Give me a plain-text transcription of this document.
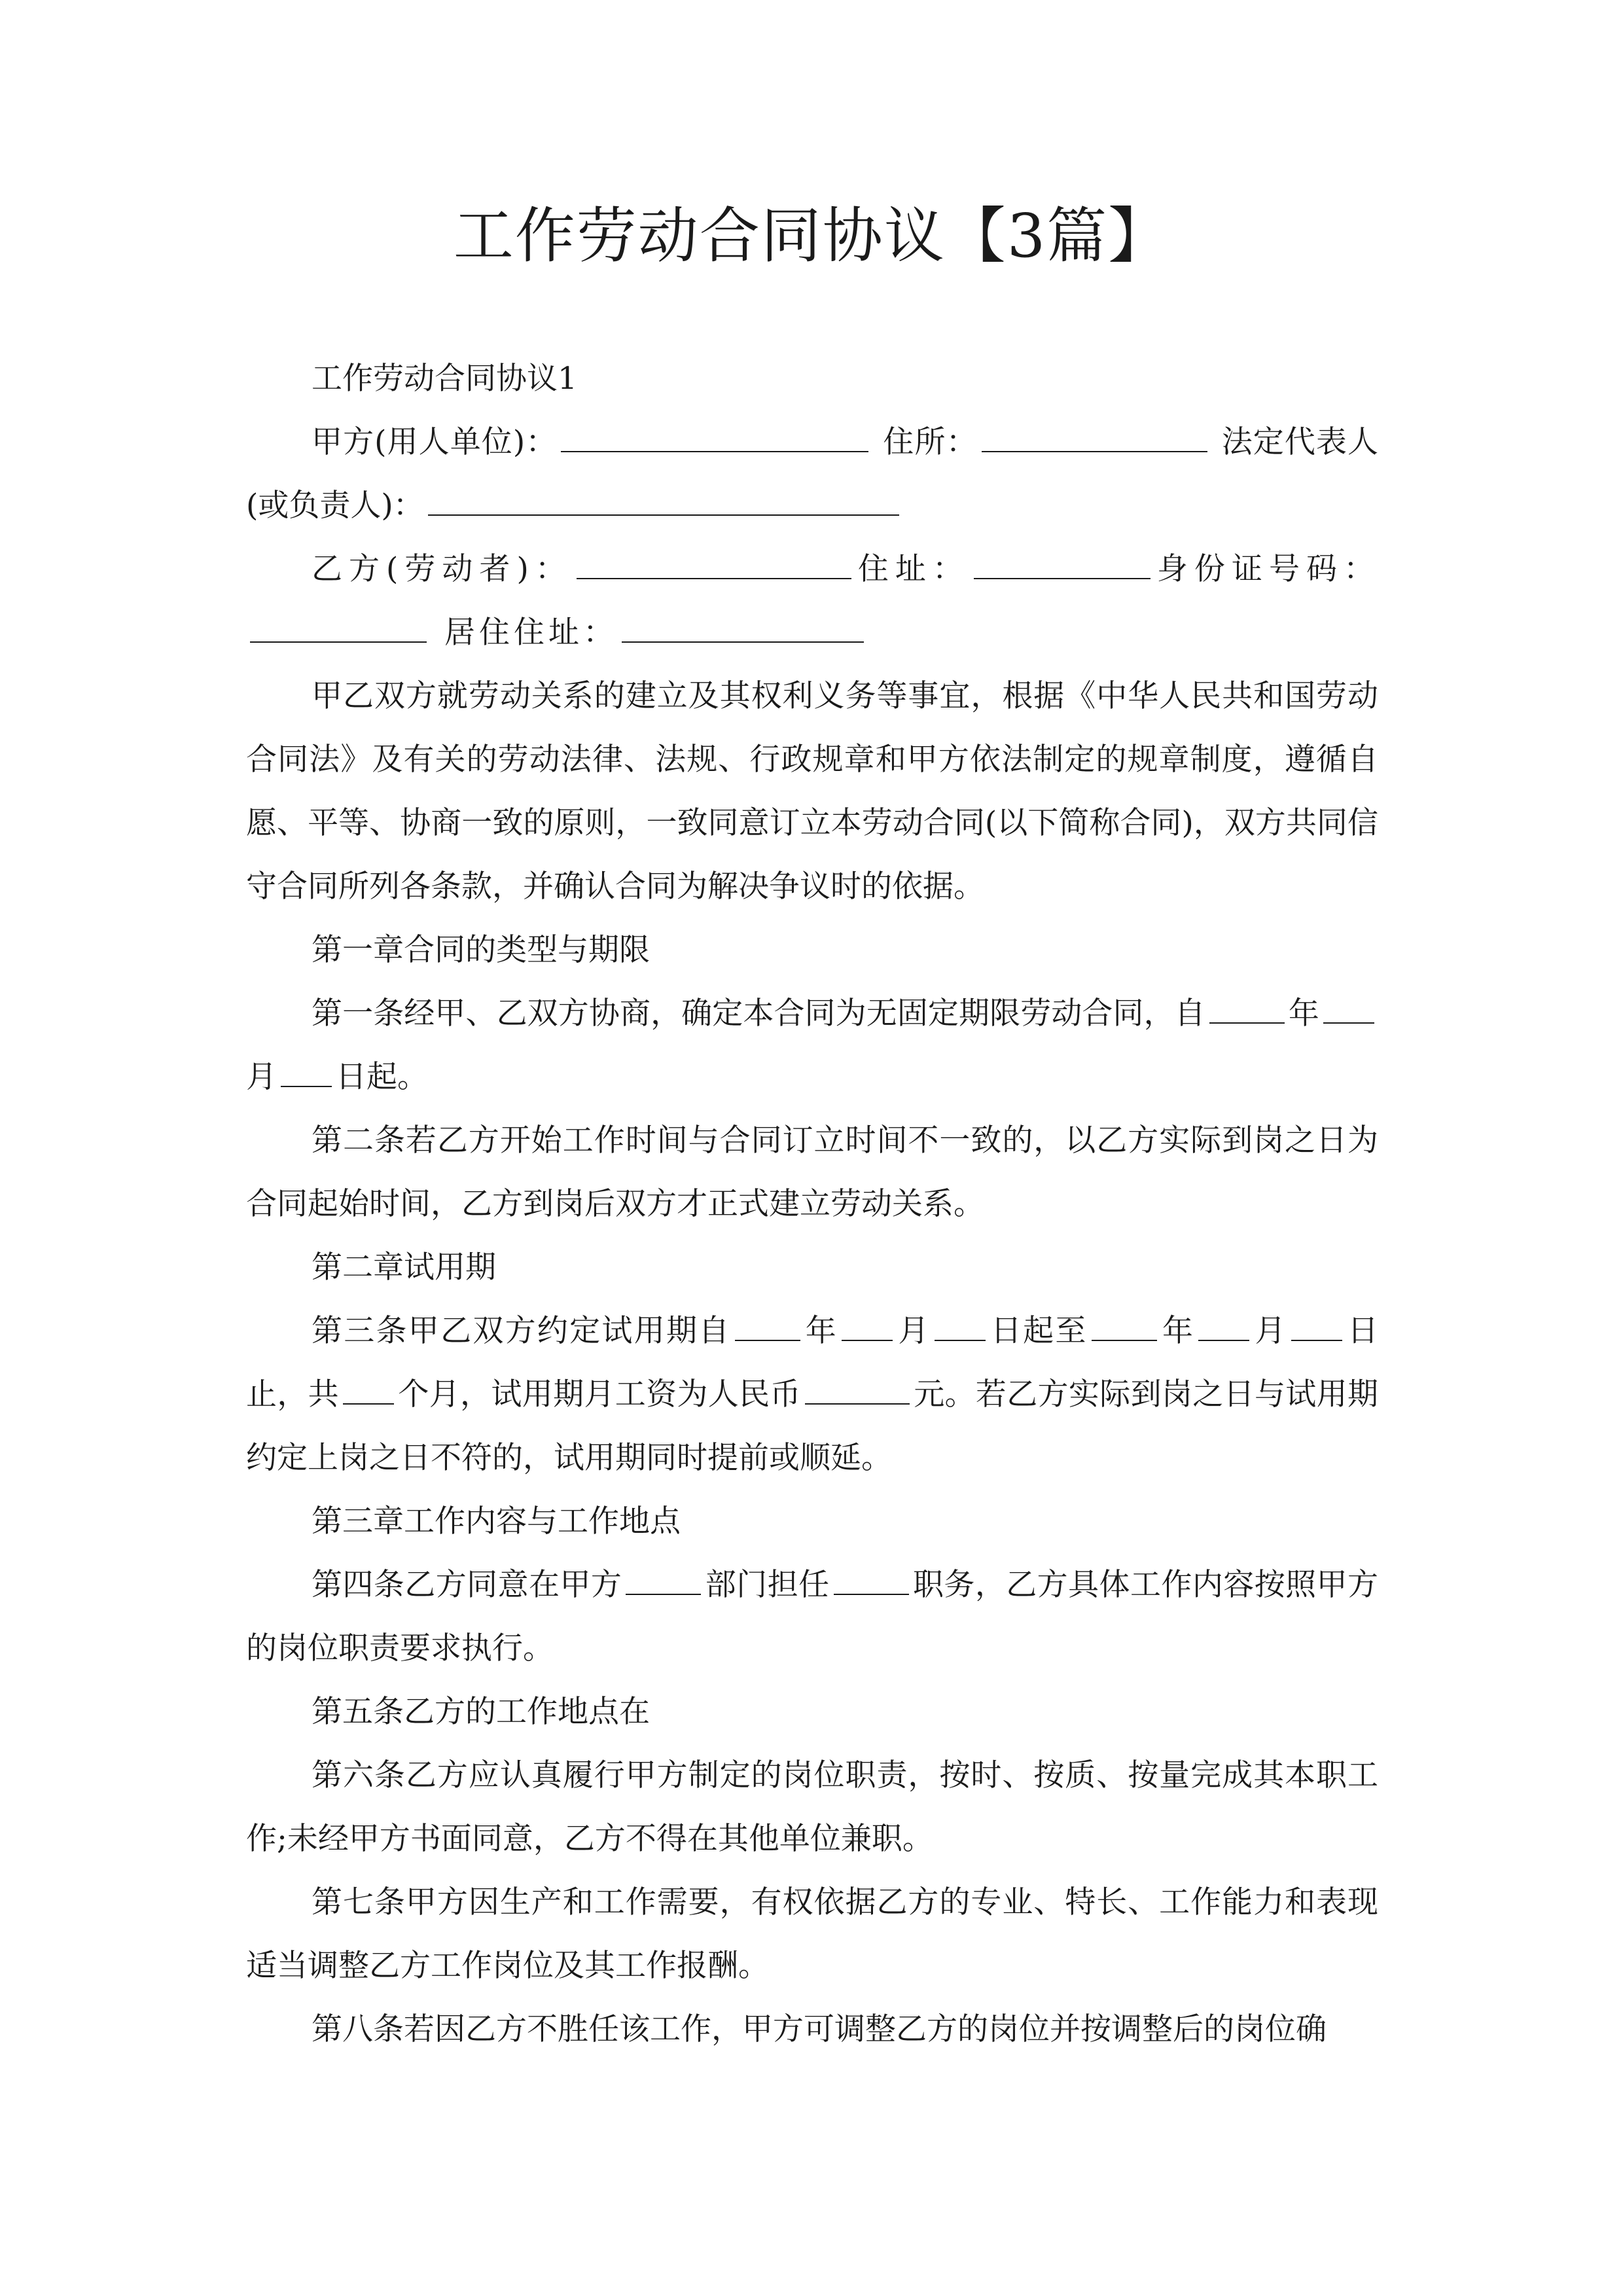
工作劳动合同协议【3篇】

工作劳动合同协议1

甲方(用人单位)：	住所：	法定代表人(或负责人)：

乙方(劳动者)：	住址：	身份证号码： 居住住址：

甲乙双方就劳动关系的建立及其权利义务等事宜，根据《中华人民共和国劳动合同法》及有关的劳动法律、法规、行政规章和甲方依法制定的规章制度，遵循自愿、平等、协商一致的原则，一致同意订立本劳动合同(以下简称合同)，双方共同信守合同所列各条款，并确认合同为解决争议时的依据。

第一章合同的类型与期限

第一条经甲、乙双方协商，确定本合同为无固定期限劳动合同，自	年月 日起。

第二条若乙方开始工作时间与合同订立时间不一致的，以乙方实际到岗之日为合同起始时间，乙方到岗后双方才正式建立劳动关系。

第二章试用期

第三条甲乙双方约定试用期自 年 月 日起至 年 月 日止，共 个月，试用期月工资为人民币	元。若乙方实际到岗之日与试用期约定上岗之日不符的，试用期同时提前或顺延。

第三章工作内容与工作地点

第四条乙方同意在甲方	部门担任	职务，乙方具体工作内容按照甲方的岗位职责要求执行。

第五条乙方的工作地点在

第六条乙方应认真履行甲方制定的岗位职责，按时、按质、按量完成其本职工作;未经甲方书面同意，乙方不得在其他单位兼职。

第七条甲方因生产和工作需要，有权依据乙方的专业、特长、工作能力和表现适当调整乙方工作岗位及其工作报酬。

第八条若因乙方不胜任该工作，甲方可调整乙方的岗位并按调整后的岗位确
------------------------------------------------
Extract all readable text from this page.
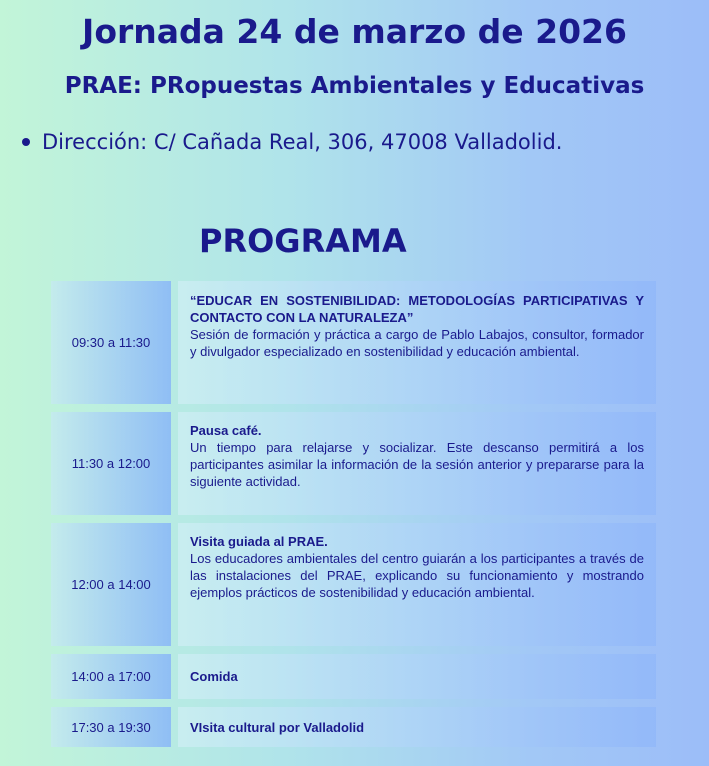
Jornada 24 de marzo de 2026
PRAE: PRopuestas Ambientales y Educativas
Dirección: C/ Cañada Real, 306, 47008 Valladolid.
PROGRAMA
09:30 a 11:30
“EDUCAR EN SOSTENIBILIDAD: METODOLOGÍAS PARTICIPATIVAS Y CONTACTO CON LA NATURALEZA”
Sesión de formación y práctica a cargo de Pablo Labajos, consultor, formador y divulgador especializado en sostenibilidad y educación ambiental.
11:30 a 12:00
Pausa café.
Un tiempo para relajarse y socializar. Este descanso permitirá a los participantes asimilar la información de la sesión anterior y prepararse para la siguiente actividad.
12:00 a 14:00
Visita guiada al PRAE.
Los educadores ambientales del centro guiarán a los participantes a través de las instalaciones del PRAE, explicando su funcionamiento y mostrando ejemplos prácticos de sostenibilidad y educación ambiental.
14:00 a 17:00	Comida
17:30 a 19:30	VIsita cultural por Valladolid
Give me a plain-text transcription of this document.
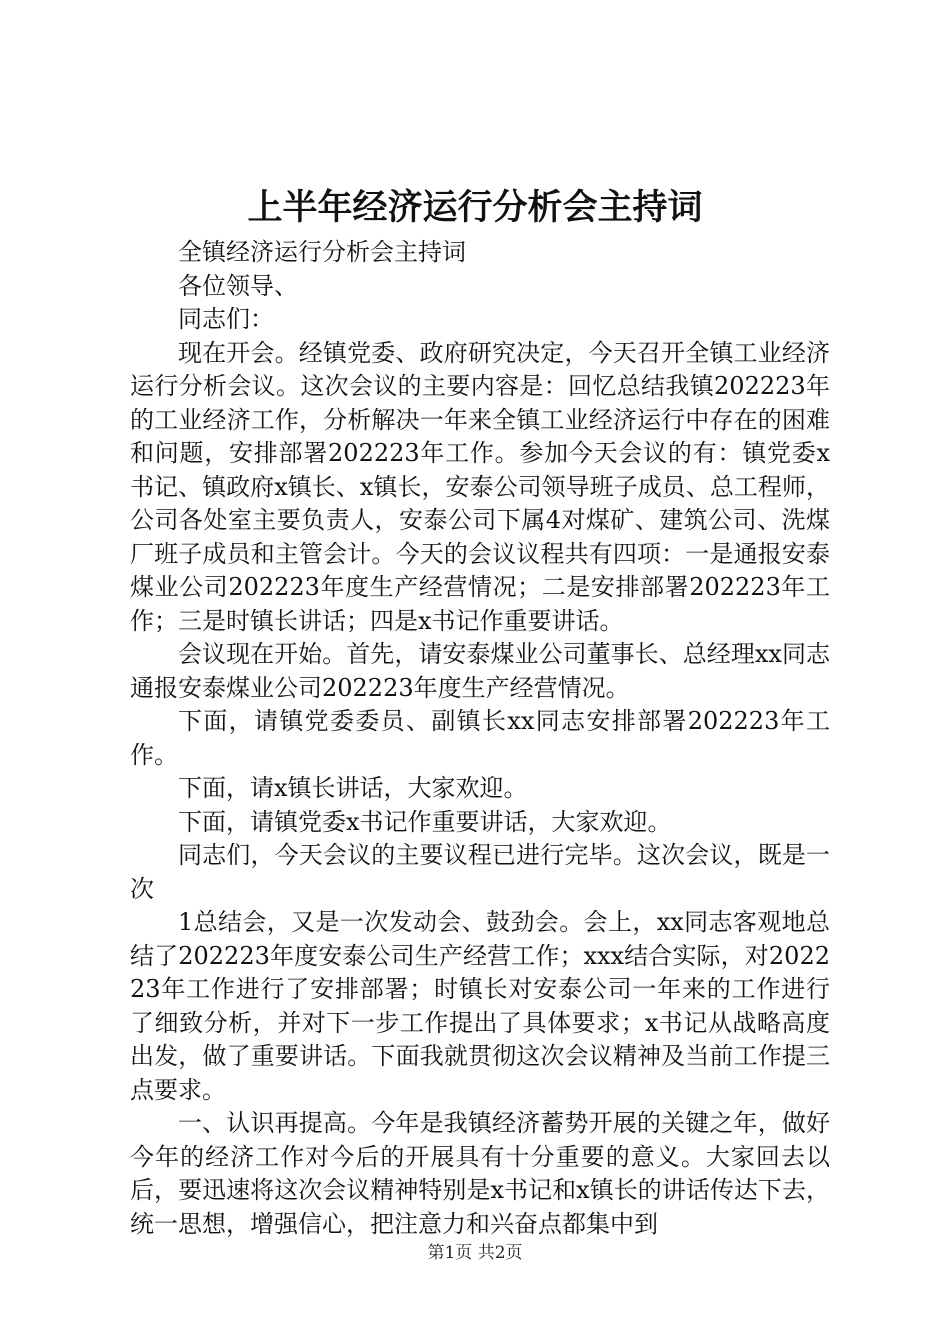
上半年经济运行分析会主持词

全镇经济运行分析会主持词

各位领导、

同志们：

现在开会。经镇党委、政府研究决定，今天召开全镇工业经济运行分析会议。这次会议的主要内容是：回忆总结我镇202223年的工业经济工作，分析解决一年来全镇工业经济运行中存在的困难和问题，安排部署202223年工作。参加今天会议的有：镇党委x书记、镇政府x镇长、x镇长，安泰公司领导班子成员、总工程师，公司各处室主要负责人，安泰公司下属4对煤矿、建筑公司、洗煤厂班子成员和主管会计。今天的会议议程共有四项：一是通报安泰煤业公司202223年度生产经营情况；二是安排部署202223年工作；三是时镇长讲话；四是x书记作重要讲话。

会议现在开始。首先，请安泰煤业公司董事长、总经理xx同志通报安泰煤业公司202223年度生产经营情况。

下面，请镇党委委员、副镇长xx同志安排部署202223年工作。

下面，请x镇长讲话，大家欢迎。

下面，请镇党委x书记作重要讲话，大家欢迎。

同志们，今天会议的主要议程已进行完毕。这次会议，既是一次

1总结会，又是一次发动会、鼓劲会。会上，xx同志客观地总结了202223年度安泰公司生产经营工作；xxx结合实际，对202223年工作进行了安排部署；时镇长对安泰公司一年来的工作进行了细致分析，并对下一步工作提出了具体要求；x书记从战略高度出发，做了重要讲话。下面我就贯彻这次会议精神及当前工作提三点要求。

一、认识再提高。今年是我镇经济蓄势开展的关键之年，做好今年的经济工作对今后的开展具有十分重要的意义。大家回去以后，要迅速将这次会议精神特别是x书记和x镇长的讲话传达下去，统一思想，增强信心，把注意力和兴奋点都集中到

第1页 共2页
------------------------------------------------
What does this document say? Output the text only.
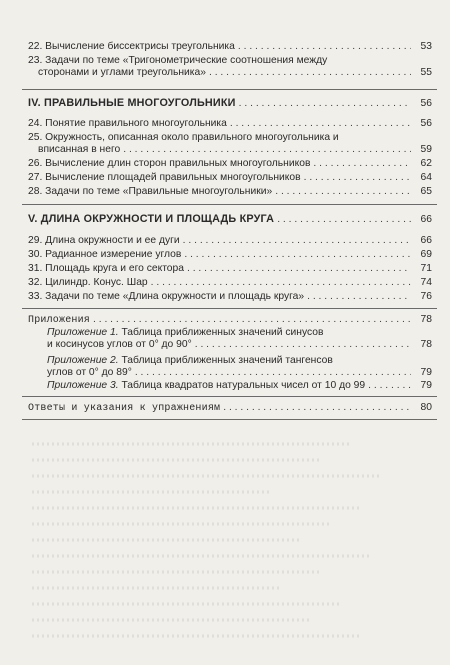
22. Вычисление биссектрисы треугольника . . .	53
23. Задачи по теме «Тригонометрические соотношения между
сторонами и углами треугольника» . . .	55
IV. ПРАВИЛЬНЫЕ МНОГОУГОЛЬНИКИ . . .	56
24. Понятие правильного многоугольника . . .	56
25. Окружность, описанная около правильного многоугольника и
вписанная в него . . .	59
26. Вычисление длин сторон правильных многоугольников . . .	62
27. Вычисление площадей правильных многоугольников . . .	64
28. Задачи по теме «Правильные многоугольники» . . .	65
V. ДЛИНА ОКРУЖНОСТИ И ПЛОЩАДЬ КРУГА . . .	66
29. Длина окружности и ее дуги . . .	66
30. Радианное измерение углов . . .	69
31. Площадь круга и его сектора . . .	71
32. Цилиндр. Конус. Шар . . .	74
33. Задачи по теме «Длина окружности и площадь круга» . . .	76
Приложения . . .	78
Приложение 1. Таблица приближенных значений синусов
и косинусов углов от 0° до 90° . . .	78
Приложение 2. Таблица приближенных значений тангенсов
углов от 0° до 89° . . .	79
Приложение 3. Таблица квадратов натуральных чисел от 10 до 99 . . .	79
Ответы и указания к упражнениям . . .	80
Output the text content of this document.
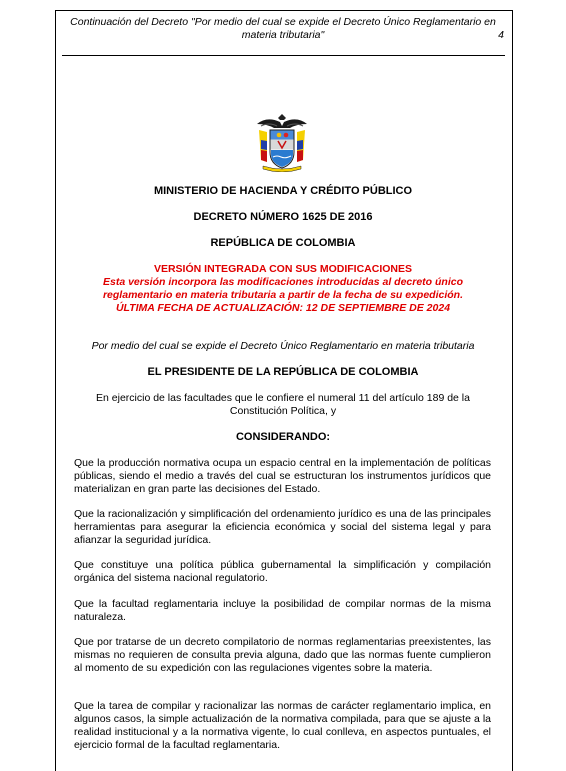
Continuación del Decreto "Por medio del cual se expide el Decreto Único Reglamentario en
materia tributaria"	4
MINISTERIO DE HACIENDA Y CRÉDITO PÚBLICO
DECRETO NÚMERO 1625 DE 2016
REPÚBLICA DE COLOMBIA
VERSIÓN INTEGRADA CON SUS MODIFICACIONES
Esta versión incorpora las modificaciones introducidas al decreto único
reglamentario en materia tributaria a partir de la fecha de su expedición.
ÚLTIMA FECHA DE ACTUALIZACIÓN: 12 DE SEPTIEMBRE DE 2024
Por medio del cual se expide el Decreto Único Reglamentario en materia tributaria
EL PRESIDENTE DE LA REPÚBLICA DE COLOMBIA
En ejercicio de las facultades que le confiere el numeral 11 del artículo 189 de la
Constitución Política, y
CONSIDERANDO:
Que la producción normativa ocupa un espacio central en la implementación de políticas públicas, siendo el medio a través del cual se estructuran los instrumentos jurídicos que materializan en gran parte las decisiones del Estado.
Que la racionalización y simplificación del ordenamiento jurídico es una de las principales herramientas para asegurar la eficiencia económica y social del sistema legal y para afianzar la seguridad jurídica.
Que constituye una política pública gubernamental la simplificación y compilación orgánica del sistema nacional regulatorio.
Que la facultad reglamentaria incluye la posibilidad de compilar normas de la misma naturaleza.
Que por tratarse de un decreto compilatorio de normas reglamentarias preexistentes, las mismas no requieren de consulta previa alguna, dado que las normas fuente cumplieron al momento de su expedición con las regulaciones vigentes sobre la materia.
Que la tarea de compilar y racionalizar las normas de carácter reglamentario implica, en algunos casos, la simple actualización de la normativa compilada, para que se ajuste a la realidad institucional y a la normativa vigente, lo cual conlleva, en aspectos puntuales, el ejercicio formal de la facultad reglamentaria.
------------------------------------------------
Copy all lines from the material that contain "правильного".

24. Понятие правильного многоугольника . . .	56
25. Окружность, описанная около правильного многоугольника и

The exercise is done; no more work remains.